Stored dataset entries:
--- begin ---
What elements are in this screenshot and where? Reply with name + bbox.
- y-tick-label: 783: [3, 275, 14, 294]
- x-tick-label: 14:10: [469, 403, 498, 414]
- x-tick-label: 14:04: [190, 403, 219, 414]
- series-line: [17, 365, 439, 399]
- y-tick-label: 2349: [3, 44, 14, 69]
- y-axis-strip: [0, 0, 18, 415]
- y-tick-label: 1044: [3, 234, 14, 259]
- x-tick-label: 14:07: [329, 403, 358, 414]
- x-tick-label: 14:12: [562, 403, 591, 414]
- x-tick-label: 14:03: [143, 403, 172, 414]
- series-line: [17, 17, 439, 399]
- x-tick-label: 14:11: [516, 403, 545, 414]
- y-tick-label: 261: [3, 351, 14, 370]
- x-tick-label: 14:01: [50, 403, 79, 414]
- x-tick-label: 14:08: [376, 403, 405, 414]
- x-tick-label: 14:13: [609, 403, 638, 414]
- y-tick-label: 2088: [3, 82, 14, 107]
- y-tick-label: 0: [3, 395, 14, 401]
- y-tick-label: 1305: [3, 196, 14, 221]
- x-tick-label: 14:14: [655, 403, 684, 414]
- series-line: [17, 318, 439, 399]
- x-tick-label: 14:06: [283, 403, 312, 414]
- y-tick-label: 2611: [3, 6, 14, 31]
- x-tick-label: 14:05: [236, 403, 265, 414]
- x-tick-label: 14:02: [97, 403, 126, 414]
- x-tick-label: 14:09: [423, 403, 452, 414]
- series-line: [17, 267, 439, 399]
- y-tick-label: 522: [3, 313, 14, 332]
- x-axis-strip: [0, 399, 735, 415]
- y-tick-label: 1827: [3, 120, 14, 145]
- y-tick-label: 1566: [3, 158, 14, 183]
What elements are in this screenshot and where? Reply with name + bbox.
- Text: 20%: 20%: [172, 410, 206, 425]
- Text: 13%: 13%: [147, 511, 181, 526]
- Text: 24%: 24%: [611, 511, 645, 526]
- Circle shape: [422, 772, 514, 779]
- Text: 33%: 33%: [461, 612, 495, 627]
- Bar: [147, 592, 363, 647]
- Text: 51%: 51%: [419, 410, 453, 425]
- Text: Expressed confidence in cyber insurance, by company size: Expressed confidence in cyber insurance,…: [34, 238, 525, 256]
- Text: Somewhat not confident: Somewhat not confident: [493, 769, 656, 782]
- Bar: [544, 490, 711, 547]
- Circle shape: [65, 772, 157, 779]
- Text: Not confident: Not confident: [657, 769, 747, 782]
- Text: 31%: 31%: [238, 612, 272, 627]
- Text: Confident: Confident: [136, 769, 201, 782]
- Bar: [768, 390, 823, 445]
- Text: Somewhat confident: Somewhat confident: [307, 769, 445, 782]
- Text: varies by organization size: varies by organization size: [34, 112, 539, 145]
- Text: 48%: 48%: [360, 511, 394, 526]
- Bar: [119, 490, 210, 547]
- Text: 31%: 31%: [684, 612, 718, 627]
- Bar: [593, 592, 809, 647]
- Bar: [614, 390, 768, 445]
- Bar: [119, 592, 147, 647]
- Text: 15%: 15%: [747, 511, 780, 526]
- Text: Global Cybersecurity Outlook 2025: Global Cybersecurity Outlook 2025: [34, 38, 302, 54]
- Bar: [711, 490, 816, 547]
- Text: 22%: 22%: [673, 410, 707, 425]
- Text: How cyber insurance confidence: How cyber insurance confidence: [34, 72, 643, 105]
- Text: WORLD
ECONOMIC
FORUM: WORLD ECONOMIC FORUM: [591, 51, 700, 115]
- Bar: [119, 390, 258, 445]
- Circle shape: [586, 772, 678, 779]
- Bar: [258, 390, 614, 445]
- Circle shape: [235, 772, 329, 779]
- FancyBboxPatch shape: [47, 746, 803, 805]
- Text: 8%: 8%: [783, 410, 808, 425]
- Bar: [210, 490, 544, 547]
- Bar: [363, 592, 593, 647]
--- end ---
Reproduce every line of the entries above without any change.

_Answer below_
What elements are in this screenshot and where? Reply with name + bbox.
- y-tick-label: 783: [3, 275, 14, 294]
- x-tick-label: 14:10: [469, 403, 498, 414]
- x-tick-label: 14:04: [190, 403, 219, 414]
- series-line: [17, 365, 439, 399]
- y-tick-label: 2349: [3, 44, 14, 69]
- y-axis-strip: [0, 0, 18, 415]
- y-tick-label: 1044: [3, 234, 14, 259]
- x-tick-label: 14:07: [329, 403, 358, 414]
- x-tick-label: 14:12: [562, 403, 591, 414]
- x-tick-label: 14:03: [143, 403, 172, 414]
- series-line: [17, 17, 439, 399]
- x-tick-label: 14:11: [516, 403, 545, 414]
- y-tick-label: 261: [3, 351, 14, 370]
- x-tick-label: 14:01: [50, 403, 79, 414]
- x-tick-label: 14:08: [376, 403, 405, 414]
- x-tick-label: 14:13: [609, 403, 638, 414]
- y-tick-label: 2088: [3, 82, 14, 107]
- y-tick-label: 0: [3, 395, 14, 401]
- y-tick-label: 1305: [3, 196, 14, 221]
- x-tick-label: 14:14: [655, 403, 684, 414]
- series-line: [17, 318, 439, 399]
- x-tick-label: 14:06: [283, 403, 312, 414]
- y-tick-label: 2611: [3, 6, 14, 31]
- x-tick-label: 14:05: [236, 403, 265, 414]
- x-tick-label: 14:02: [97, 403, 126, 414]
- x-tick-label: 14:09: [423, 403, 452, 414]
- series-line: [17, 267, 439, 399]
- y-tick-label: 522: [3, 313, 14, 332]
- x-axis-strip: [0, 399, 735, 415]
- y-tick-label: 1827: [3, 120, 14, 145]
- y-tick-label: 1566: [3, 158, 14, 183]
What elements are in this screenshot and where? Reply with name + bbox.
- Text: 20%: 20%: [172, 410, 206, 425]
- Text: 13%: 13%: [147, 511, 181, 526]
- Text: 24%: 24%: [611, 511, 645, 526]
- Circle shape: [422, 772, 514, 779]
- Text: 33%: 33%: [461, 612, 495, 627]
- Bar: [147, 592, 363, 647]
- Text: 51%: 51%: [419, 410, 453, 425]
- Text: Expressed confidence in cyber insurance, by company size: Expressed confidence in cyber insurance,…: [34, 238, 525, 256]
- Text: Somewhat not confident: Somewhat not confident: [493, 769, 656, 782]
- Bar: [544, 490, 711, 547]
- Circle shape: [65, 772, 157, 779]
- Text: Not confident: Not confident: [657, 769, 747, 782]
- Text: 31%: 31%: [238, 612, 272, 627]
- Text: Confident: Confident: [136, 769, 201, 782]
- Bar: [768, 390, 823, 445]
- Text: Somewhat confident: Somewhat confident: [307, 769, 445, 782]
- Text: varies by organization size: varies by organization size: [34, 112, 539, 145]
- Text: 48%: 48%: [360, 511, 394, 526]
- Bar: [119, 490, 210, 547]
- Text: 31%: 31%: [684, 612, 718, 627]
- Bar: [593, 592, 809, 647]
- Bar: [614, 390, 768, 445]
- Bar: [119, 592, 147, 647]
- Text: 15%: 15%: [747, 511, 780, 526]
- Text: Global Cybersecurity Outlook 2025: Global Cybersecurity Outlook 2025: [34, 38, 302, 54]
- Bar: [711, 490, 816, 547]
- Text: 22%: 22%: [673, 410, 707, 425]
- Text: How cyber insurance confidence: How cyber insurance confidence: [34, 72, 643, 105]
- Text: WORLD
ECONOMIC
FORUM: WORLD ECONOMIC FORUM: [591, 51, 700, 115]
- Bar: [119, 390, 258, 445]
- Circle shape: [586, 772, 678, 779]
- Bar: [258, 390, 614, 445]
- Circle shape: [235, 772, 329, 779]
- FancyBboxPatch shape: [47, 746, 803, 805]
- Text: 8%: 8%: [783, 410, 808, 425]
- Bar: [210, 490, 544, 547]
- Bar: [363, 592, 593, 647]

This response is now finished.